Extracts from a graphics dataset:
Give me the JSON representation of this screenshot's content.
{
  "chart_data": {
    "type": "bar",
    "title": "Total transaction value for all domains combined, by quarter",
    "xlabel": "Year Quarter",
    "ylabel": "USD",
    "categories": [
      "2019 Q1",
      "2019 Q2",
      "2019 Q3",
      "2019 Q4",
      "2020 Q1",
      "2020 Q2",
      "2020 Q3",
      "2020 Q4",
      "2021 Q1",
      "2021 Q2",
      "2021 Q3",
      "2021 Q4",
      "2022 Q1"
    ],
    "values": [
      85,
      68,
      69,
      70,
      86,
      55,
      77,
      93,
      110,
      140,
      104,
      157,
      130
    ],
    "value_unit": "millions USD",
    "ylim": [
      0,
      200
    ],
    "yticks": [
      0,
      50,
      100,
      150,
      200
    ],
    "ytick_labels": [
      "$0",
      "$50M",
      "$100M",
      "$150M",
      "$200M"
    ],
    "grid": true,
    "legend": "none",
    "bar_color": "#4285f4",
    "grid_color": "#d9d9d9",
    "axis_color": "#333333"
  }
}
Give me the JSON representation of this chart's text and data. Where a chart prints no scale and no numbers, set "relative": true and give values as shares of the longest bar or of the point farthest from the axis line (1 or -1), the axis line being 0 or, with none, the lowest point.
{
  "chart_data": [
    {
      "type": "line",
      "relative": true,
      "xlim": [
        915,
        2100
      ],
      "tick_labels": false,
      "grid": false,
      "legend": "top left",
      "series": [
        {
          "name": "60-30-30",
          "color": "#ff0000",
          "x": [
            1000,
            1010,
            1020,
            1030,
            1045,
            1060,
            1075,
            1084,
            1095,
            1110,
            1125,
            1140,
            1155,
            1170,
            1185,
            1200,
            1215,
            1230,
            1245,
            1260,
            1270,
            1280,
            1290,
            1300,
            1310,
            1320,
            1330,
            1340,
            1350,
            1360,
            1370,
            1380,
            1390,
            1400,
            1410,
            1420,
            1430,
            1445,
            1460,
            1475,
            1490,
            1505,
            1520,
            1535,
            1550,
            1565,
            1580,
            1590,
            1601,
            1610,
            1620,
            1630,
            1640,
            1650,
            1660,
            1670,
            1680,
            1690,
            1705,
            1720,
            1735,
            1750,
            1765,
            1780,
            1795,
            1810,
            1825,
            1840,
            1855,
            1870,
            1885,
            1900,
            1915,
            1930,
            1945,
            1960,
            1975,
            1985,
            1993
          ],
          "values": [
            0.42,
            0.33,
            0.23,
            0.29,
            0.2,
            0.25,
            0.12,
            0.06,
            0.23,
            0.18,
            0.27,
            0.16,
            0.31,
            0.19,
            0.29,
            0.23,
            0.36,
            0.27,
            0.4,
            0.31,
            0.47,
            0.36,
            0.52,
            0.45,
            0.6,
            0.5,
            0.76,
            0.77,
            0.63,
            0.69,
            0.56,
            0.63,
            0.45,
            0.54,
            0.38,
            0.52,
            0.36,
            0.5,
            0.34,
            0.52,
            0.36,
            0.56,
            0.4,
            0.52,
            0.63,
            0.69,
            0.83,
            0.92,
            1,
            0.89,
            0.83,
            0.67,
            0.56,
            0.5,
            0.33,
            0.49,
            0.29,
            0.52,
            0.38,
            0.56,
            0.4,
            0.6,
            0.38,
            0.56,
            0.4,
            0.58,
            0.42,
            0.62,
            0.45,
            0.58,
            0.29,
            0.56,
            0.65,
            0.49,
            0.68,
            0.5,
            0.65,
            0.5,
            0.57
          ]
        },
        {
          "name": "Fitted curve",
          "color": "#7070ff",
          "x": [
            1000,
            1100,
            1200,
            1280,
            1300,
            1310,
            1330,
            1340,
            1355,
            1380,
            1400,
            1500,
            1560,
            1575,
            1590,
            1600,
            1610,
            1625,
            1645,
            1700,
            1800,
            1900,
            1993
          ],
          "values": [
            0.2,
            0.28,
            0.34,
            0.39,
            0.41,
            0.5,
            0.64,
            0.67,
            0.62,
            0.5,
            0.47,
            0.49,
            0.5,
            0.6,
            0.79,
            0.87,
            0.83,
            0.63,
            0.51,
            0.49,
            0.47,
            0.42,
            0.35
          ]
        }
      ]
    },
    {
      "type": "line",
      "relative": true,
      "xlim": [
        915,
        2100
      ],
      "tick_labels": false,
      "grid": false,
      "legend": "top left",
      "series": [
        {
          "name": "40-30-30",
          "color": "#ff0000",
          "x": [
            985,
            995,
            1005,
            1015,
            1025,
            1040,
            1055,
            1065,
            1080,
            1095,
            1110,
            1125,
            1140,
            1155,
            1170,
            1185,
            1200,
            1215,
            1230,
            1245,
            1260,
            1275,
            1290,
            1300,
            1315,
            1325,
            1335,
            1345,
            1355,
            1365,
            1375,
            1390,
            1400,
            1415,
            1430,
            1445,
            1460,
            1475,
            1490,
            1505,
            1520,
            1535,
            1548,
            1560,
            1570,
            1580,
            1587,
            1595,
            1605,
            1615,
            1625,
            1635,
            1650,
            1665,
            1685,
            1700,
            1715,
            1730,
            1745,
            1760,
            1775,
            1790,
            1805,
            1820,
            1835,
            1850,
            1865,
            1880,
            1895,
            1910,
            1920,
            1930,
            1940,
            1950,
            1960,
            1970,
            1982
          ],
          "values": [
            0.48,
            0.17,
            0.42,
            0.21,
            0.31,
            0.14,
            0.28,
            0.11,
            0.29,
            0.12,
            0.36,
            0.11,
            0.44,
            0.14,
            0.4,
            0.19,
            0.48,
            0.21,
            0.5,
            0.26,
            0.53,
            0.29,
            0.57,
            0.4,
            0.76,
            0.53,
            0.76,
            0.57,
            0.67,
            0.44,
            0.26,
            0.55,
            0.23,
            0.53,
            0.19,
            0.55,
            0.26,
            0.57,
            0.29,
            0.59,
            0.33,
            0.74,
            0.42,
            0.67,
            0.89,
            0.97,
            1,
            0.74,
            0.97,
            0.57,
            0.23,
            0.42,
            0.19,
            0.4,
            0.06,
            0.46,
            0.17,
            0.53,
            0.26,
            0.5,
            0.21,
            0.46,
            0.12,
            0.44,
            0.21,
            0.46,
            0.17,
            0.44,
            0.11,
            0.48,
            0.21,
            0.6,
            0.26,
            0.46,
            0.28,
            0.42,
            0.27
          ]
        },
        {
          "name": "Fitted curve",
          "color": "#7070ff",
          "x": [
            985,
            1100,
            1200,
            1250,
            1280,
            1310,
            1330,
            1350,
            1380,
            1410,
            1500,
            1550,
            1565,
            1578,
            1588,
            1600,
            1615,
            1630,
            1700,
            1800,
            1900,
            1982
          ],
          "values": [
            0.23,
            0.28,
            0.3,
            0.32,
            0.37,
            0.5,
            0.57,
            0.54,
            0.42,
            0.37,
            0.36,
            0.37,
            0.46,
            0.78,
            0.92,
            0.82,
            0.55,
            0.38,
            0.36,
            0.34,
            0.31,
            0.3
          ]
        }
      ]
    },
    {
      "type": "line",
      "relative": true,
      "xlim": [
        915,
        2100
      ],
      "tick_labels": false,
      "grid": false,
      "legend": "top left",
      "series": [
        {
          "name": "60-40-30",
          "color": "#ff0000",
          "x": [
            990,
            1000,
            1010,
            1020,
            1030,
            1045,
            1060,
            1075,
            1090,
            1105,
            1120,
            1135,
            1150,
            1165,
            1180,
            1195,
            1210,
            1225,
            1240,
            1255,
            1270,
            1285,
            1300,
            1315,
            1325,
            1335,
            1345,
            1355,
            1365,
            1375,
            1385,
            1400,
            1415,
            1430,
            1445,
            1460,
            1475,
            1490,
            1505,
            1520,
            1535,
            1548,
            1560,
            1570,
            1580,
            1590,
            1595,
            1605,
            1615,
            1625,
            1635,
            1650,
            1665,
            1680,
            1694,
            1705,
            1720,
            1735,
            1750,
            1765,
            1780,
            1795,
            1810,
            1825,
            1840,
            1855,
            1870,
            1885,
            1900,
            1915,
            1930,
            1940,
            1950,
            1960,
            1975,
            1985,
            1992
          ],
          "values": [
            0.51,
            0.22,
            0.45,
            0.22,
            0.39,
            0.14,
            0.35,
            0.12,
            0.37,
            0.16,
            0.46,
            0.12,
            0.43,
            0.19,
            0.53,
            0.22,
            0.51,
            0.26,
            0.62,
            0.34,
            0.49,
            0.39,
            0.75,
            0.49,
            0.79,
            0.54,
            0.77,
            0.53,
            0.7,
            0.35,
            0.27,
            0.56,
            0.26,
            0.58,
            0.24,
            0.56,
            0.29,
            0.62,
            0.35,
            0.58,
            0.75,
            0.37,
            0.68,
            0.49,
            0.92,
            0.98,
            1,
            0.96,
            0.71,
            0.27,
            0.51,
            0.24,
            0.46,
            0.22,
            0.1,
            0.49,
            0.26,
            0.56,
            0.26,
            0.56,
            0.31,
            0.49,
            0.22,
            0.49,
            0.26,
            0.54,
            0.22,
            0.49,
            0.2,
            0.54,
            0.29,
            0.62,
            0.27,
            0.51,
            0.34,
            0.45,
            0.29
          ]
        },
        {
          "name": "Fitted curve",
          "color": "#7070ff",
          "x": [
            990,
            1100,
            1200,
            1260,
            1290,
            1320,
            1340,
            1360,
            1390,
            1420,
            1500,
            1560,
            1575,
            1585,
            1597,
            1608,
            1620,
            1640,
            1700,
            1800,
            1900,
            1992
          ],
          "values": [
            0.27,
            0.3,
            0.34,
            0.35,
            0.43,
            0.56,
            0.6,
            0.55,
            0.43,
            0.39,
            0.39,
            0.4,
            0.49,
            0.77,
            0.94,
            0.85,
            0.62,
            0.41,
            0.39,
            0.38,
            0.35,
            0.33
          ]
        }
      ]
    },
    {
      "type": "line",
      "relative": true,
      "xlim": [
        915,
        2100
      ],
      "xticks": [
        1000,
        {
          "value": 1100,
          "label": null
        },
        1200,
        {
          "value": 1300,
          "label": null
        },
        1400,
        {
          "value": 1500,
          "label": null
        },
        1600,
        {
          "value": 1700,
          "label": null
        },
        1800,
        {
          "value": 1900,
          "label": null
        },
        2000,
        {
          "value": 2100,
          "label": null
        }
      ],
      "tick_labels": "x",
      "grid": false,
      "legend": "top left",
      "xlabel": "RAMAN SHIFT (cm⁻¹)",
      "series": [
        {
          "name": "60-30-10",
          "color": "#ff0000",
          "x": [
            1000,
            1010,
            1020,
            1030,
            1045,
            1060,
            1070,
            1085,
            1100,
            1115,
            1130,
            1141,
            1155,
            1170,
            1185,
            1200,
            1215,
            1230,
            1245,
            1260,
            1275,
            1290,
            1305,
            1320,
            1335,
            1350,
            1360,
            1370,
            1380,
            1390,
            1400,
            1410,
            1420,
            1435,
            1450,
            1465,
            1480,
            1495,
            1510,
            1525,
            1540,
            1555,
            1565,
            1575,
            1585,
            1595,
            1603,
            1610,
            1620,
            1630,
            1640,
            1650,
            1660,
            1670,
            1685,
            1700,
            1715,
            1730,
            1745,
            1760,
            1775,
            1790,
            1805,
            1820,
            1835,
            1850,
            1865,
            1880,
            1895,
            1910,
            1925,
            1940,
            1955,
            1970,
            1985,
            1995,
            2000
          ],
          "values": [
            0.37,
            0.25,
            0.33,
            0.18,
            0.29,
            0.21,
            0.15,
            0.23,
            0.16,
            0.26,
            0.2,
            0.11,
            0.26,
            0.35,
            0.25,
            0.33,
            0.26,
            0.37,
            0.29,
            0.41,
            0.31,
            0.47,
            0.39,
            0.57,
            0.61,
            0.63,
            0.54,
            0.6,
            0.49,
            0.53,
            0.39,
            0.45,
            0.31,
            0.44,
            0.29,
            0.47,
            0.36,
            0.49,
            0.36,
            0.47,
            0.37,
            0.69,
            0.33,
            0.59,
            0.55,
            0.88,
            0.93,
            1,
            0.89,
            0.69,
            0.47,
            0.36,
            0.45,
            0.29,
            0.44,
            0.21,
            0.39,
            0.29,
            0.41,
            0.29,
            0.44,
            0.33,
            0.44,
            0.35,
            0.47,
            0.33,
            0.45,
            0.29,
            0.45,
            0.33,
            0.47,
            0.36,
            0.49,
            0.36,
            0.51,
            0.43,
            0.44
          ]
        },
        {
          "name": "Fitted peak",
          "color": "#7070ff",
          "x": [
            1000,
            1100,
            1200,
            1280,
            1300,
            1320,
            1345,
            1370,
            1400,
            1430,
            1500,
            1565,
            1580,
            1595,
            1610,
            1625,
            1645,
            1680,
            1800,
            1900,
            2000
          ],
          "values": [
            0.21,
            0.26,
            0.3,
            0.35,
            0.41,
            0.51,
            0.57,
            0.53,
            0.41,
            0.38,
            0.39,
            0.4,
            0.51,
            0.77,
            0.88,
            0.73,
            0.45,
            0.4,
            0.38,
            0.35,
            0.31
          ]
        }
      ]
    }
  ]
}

◆ Directions ◆
Working from the listing above, pick out every line that has "JSON" and copy it.

◆ The response ◆
Give me the JSON representation of this screenshot's content.
Give me the JSON representation of this chart's text and data. Where a chart prints no scale and no numbers, set "relative": true and give values as shares of the longest bar or of the point farthest from the axis line (1 or -1), the axis line being 0 or, with none, the lowest point.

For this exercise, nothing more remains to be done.